• _What to produce_
Retype the items verbatim, starting with the line that contains "link-domain: irishtimes.com [38,491,530,511]" and going on through the line that contains "divider [25,567,537,568]".

• _Data provided_
● ● ● ● ●

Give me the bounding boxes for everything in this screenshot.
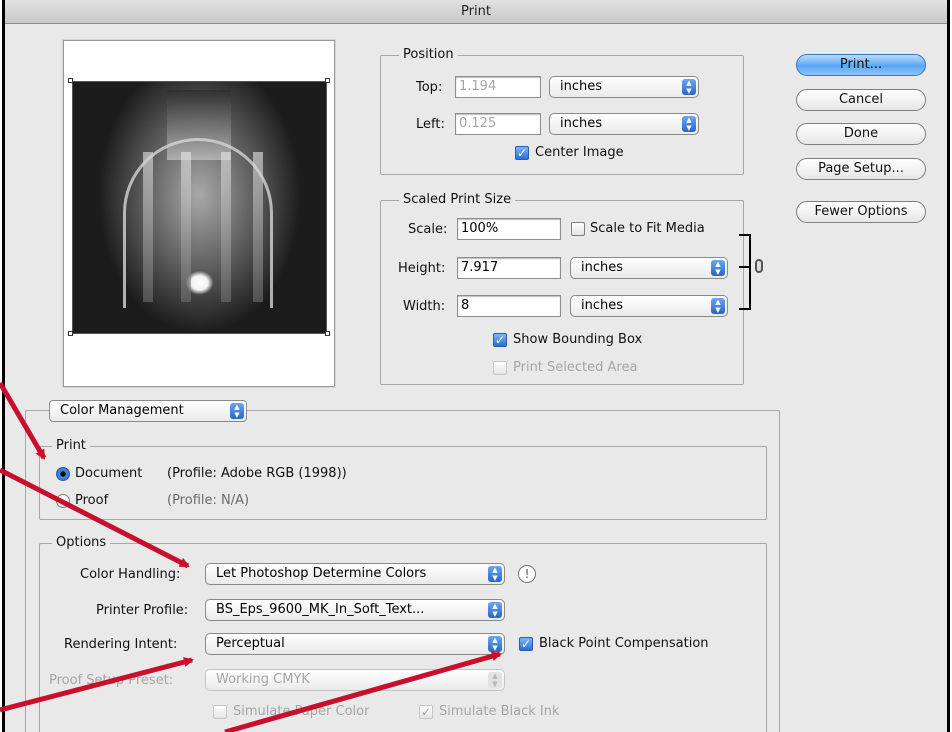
simulate-black-label: Simulate Black Ink <box>439 704 560 719</box>
scale-to-fit-checkbox[interactable] <box>571 222 585 236</box>
height-unit-select[interactable]: inches ▲ ▼ <box>570 257 728 279</box>
bbox-handle-br[interactable] <box>325 331 330 336</box>
printer-profile-select[interactable]: BS_Eps_9600_MK_In_Soft_Text... ▲ ▼ <box>205 599 505 621</box>
print-dialog: Print Position Top: 1.194 inches ▲ ▼ Left… <box>2 0 950 732</box>
color-handling-label: Color Handling: <box>80 567 181 582</box>
print-selected-area-label: Print Selected Area <box>513 360 638 375</box>
document-profile: (Profile: Adobe RGB (1998)) <box>167 466 347 481</box>
left-unit-select[interactable]: inches ▲ ▼ <box>549 113 699 135</box>
simulate-paper-label: Simulate Paper Color <box>233 704 370 719</box>
black-point-checkbox[interactable]: ✓ <box>519 637 533 651</box>
window-title: Print <box>5 0 947 24</box>
left-input[interactable]: 0.125 <box>455 113 541 135</box>
section-select[interactable]: Color Management ▲ ▼ <box>49 400 247 422</box>
simulate-black-checkbox[interactable]: ✓ <box>419 705 433 719</box>
simulate-paper-checkbox[interactable] <box>213 705 227 719</box>
done-button[interactable]: Done <box>796 123 926 145</box>
scale-label: Scale: <box>408 222 448 237</box>
black-point-label: Black Point Compensation <box>539 636 709 651</box>
chevron-updown-icon: ▲ ▼ <box>711 260 725 276</box>
show-bounding-box-checkbox[interactable]: ✓ <box>493 333 507 347</box>
top-input[interactable]: 1.194 <box>455 76 541 98</box>
chain-link-icon[interactable] <box>755 259 763 273</box>
proof-setup-label: Proof Setup Preset: <box>49 673 174 688</box>
scaled-print-size-legend: Scaled Print Size <box>399 192 516 207</box>
proof-label: Proof <box>75 493 109 508</box>
print-source-group: Print <box>39 438 767 520</box>
position-legend: Position <box>399 47 458 62</box>
height-input[interactable]: 7.917 <box>457 257 561 279</box>
proof-profile: (Profile: N/A) <box>167 493 250 508</box>
center-image-checkbox[interactable]: ✓ <box>515 146 529 160</box>
bbox-handle-tl[interactable] <box>68 78 73 83</box>
page-setup-button[interactable]: Page Setup... <box>796 158 926 180</box>
printer-profile-label: Printer Profile: <box>96 603 189 618</box>
chevron-updown-icon: ▲ ▼ <box>488 602 502 618</box>
chevron-updown-icon: ▲ ▼ <box>711 298 725 314</box>
print-button[interactable]: Print... <box>796 54 926 76</box>
rendering-intent-select[interactable]: Perceptual ▲ ▼ <box>205 633 505 655</box>
height-label: Height: <box>398 261 446 276</box>
chevron-updown-icon: ▲ ▼ <box>682 79 696 95</box>
left-label: Left: <box>416 117 445 132</box>
preview-image[interactable] <box>72 81 327 334</box>
width-label: Width: <box>403 299 446 314</box>
options-legend: Options <box>52 535 111 550</box>
top-unit-select[interactable]: inches ▲ ▼ <box>549 76 699 98</box>
warning-icon[interactable]: ! <box>518 565 536 583</box>
bbox-handle-bl[interactable] <box>68 331 73 336</box>
fewer-options-button[interactable]: Fewer Options <box>796 201 926 223</box>
center-image-label: Center Image <box>535 145 624 160</box>
rendering-intent-label: Rendering Intent: <box>64 637 178 652</box>
chevron-updown-icon: ▲ ▼ <box>488 636 502 652</box>
color-handling-select[interactable]: Let Photoshop Determine Colors ▲ ▼ <box>205 563 505 585</box>
top-label: Top: <box>416 80 443 95</box>
proof-setup-select[interactable]: Working CMYK ▲ ▼ <box>205 669 505 691</box>
print-source-legend: Print <box>52 438 90 453</box>
document-radio[interactable] <box>56 467 70 481</box>
print-preview <box>63 40 335 387</box>
width-input[interactable]: 8 <box>457 295 561 317</box>
cancel-button[interactable]: Cancel <box>796 89 926 111</box>
bbox-handle-tr[interactable] <box>325 78 330 83</box>
chevron-updown-icon: ▲ ▼ <box>488 672 502 688</box>
chevron-updown-icon: ▲ ▼ <box>230 403 244 419</box>
proof-radio[interactable] <box>56 494 70 508</box>
scale-input[interactable]: 100% <box>457 218 561 240</box>
document-label: Document <box>75 466 143 481</box>
chevron-updown-icon: ▲ ▼ <box>682 116 696 132</box>
chevron-updown-icon: ▲ ▼ <box>488 566 502 582</box>
print-selected-area-checkbox[interactable] <box>493 361 507 375</box>
scale-to-fit-label: Scale to Fit Media <box>590 221 705 236</box>
show-bounding-box-label: Show Bounding Box <box>513 332 643 347</box>
width-unit-select[interactable]: inches ▲ ▼ <box>570 295 728 317</box>
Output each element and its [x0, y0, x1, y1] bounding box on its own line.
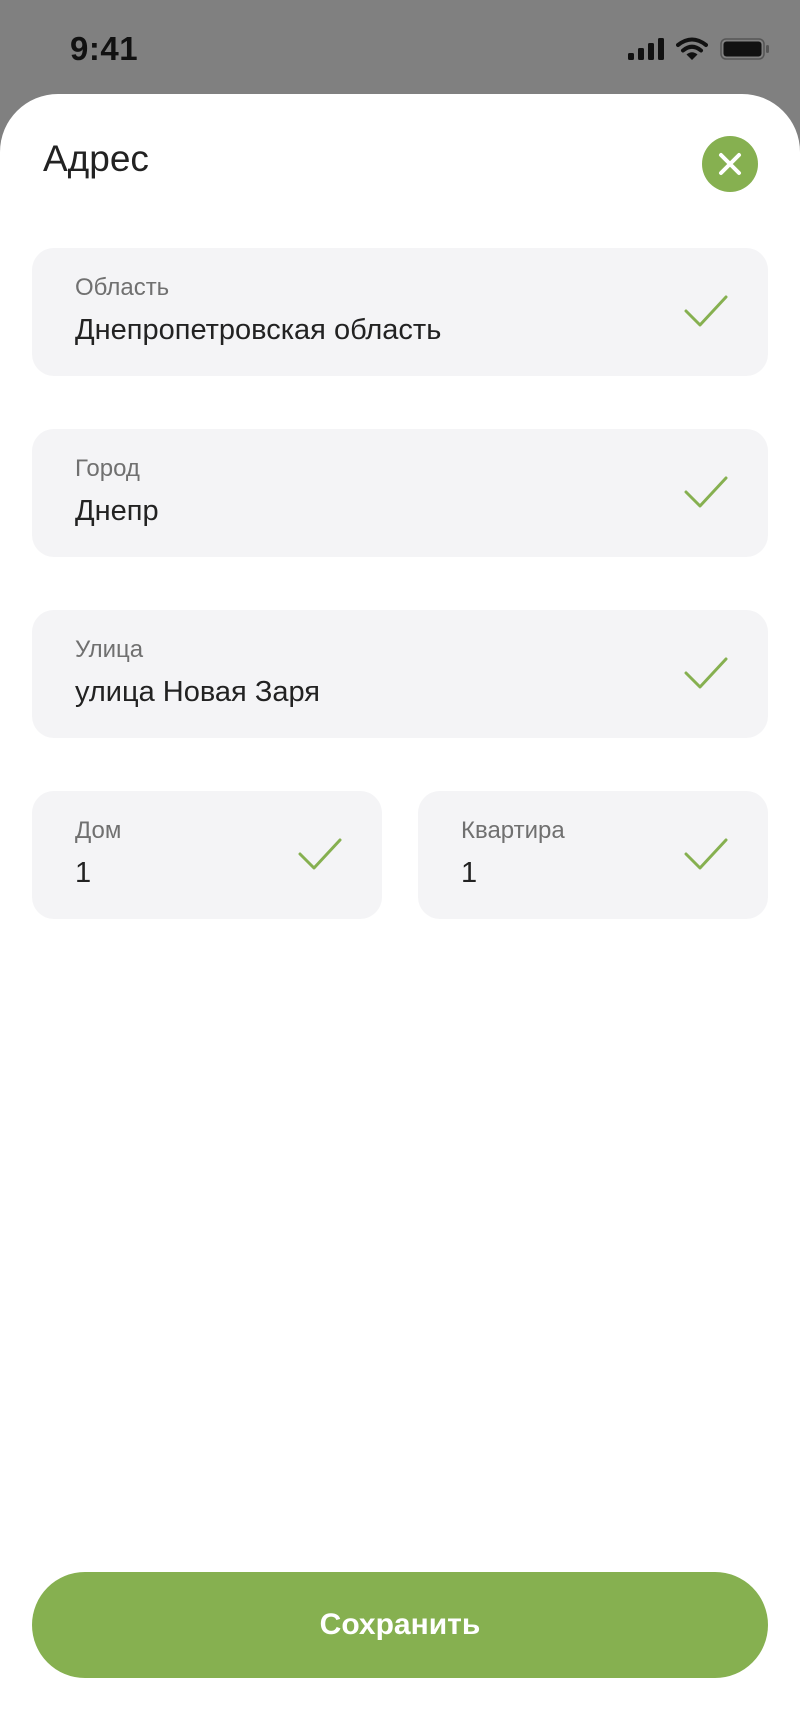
save-button[interactable]: Сохранить	[32, 1572, 768, 1678]
status-bar: 9:41	[0, 0, 800, 94]
close-icon	[719, 153, 741, 175]
house-value: 1	[75, 857, 92, 889]
wifi-icon	[676, 37, 708, 60]
signal-icon	[628, 38, 664, 60]
close-button[interactable]	[702, 136, 758, 192]
region-label: Область	[75, 274, 170, 301]
city-value: Днепр	[75, 495, 159, 527]
check-icon	[298, 838, 342, 870]
region-field[interactable]: Область Днепропетровская область	[32, 248, 768, 376]
house-field[interactable]: Дом 1	[32, 791, 382, 919]
city-field[interactable]: Город Днепр	[32, 429, 768, 557]
street-field[interactable]: Улица улица Новая Заря	[32, 610, 768, 738]
address-sheet: Адрес Область Днепропетровская область Г…	[0, 94, 800, 1732]
apartment-value: 1	[461, 857, 478, 889]
street-value: улица Новая Заря	[75, 676, 320, 708]
battery-icon	[720, 38, 769, 60]
status-icons	[628, 37, 770, 61]
street-label: Улица	[75, 636, 144, 663]
status-time: 9:41	[70, 30, 139, 67]
house-label: Дом	[75, 817, 122, 844]
city-label: Город	[75, 455, 140, 482]
check-icon	[684, 657, 728, 689]
check-icon	[684, 295, 728, 327]
check-icon	[684, 838, 728, 870]
apartment-field[interactable]: Квартира 1	[418, 791, 768, 919]
apartment-label: Квартира	[461, 817, 565, 844]
sheet-title: Адрес	[43, 138, 149, 179]
region-value: Днепропетровская область	[75, 314, 442, 346]
check-icon	[684, 476, 728, 508]
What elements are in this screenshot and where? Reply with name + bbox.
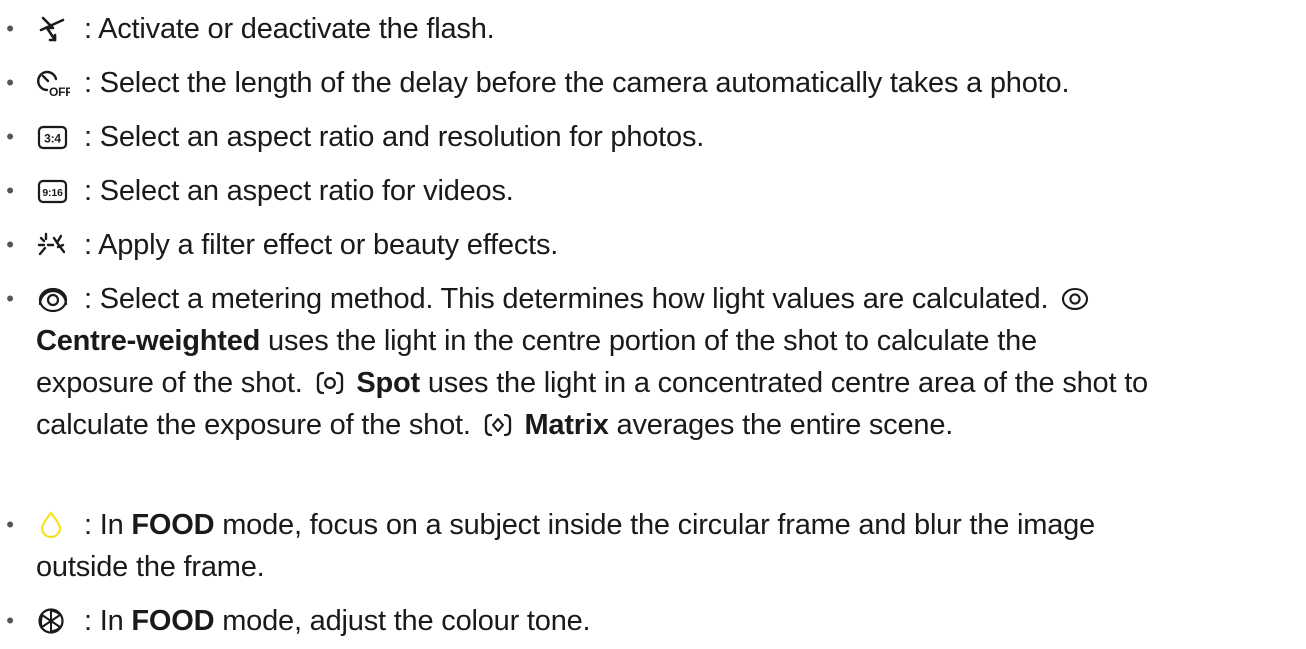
item-pre: : In <box>84 605 124 637</box>
matrix-icon <box>483 409 513 437</box>
bullet: • <box>6 608 14 633</box>
list-item: • : In FOOD mode, focus on a subject ins… <box>0 504 1306 594</box>
centre-weighted-desc-2: exposure of the shot. <box>36 367 303 399</box>
timer-off-icon: OFF <box>36 68 70 98</box>
item-text: : Apply a filter effect or beauty effect… <box>84 229 559 261</box>
filter-effects-icon <box>36 230 70 260</box>
spot-icon <box>315 367 345 395</box>
drop-line-1: : In FOOD mode, focus on a subject insid… <box>84 504 1095 546</box>
bullet: • <box>6 178 14 203</box>
item-text: : Select a metering method. This determi… <box>84 283 1049 315</box>
matrix-term: Matrix <box>524 409 609 441</box>
document-page: • : Activate or deactivate the flash. • … <box>0 0 1306 649</box>
ratio-label: 9:16 <box>42 187 63 199</box>
centre-weighted-desc: uses the light in the centre portion of … <box>268 325 1037 357</box>
centre-weighted-term: Centre-weighted <box>36 325 261 357</box>
bullet: • <box>6 286 14 311</box>
metering-line-3: exposure of the shot. Spot uses the ligh… <box>36 362 1148 404</box>
metering-line-1: : Select a metering method. This determi… <box>84 278 1094 320</box>
metering-icon <box>36 284 70 314</box>
food-term: FOOD <box>131 605 215 637</box>
item-text: : Select the length of the delay before … <box>84 67 1070 99</box>
list-item: • : Select a metering method. This deter… <box>0 278 1306 448</box>
bullet: • <box>6 124 14 149</box>
item-text: : Select an aspect ratio for videos. <box>84 175 514 207</box>
tone-line: : In FOOD mode, adjust the colour tone. <box>84 600 591 642</box>
ratio-3-4-icon: 3:4 <box>36 122 70 152</box>
spot-term: Spot <box>356 367 421 399</box>
metering-line-2: Centre-weighted uses the light in the ce… <box>36 320 1037 362</box>
item-text: : Activate or deactivate the flash. <box>84 13 495 45</box>
bullet: • <box>6 70 14 95</box>
item-text: mode, adjust the colour tone. <box>222 605 591 637</box>
spot-desc: uses the light in a concentrated centre … <box>427 367 1148 399</box>
item-text: mode, focus on a subject inside the circ… <box>222 509 1095 541</box>
drop-icon <box>36 510 70 540</box>
svg-text:OFF: OFF <box>49 85 70 98</box>
ratio-9-16-icon: 9:16 <box>36 176 70 206</box>
ratio-label: 3:4 <box>44 132 61 146</box>
bullet: • <box>6 512 14 537</box>
item-text: : Select an aspect ratio and resolution … <box>84 121 705 153</box>
centre-weighted-icon <box>1060 283 1090 311</box>
matrix-desc: averages the entire scene. <box>616 409 954 441</box>
metering-line-4: calculate the exposure of the shot. Matr… <box>36 404 953 446</box>
food-term: FOOD <box>131 509 215 541</box>
flash-off-icon <box>36 14 70 44</box>
item-pre: : In <box>84 509 124 541</box>
bullet: • <box>6 232 14 257</box>
colour-tone-icon <box>36 606 70 636</box>
spot-desc-2: calculate the exposure of the shot. <box>36 409 471 441</box>
drop-line-2: outside the frame. <box>36 551 265 583</box>
bullet: • <box>6 16 14 41</box>
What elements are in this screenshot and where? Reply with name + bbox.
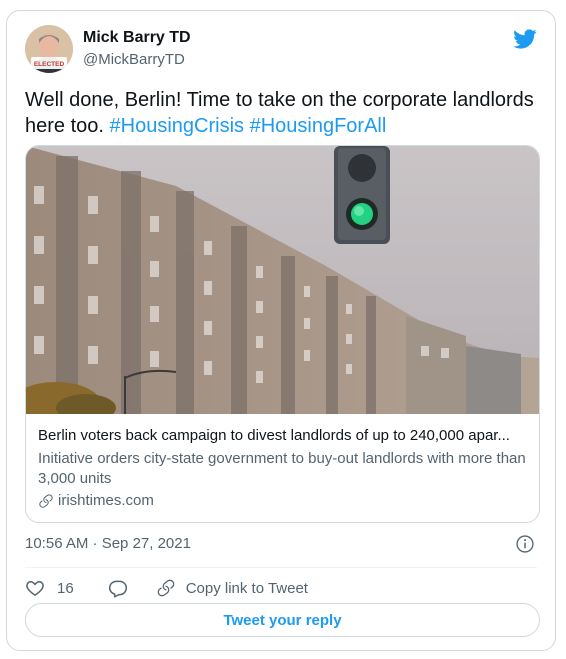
link-domain: irishtimes.com [38,491,530,511]
like-button[interactable]: 16 [25,578,74,598]
link-icon [39,494,53,508]
link-preview-body: Berlin voters back campaign to divest la… [38,426,530,511]
tweet-actions: 16 Copy link to Tweet [25,574,308,602]
hashtag-housing-for-all[interactable]: #HousingForAll [250,115,387,137]
copy-link-label: Copy link to Tweet [185,579,308,597]
divider [25,567,537,568]
author-name[interactable]: Mick Barry TD [83,29,191,47]
copy-link-icon [157,579,174,597]
article-image [26,146,539,414]
link-description: Initiative orders city-state government … [38,450,526,487]
like-count: 16 [57,579,74,597]
link-title: Berlin voters back campaign to divest la… [38,427,510,444]
reply-icon [108,580,127,598]
avatar-badge-text: ELECTED [34,61,65,68]
reply-button[interactable] [108,578,128,598]
link-preview-card[interactable]: Berlin voters back campaign to divest la… [25,145,540,523]
link-domain-text: irishtimes.com [58,492,154,509]
tweet-card: ELECTED Mick Barry TD @MickBarryTD Well … [6,10,556,651]
avatar-image: ELECTED [25,25,73,73]
author-handle[interactable]: @MickBarryTD [83,51,185,68]
hashtag-housing-crisis[interactable]: #HousingCrisis [110,115,245,137]
copy-link-button[interactable]: Copy link to Tweet [156,578,308,598]
twitter-bird-icon[interactable] [513,27,537,51]
tweet-timestamp[interactable]: 10:56 AM · Sep 27, 2021 [25,535,191,552]
heart-icon [26,581,44,596]
info-icon[interactable] [515,534,535,554]
tweet-reply-button[interactable]: Tweet your reply [25,603,540,637]
tweet-text: Well done, Berlin! Time to take on the c… [25,87,540,139]
avatar[interactable]: ELECTED [25,25,73,73]
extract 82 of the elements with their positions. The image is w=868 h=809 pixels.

● ● ● ● ●

• _Finished answer_
link-domain: irishtimes.com [38,491,530,511]
like-button[interactable]: 16 [25,578,74,598]
link-icon [39,494,53,508]
link-preview-body: Berlin voters back campaign to divest la… [38,426,530,511]
tweet-actions: 16 Copy link to Tweet [25,574,308,602]
hashtag-housing-for-all[interactable]: #HousingForAll [250,115,387,137]
copy-link-label: Copy link to Tweet [185,579,308,597]
divider [25,567,537,568]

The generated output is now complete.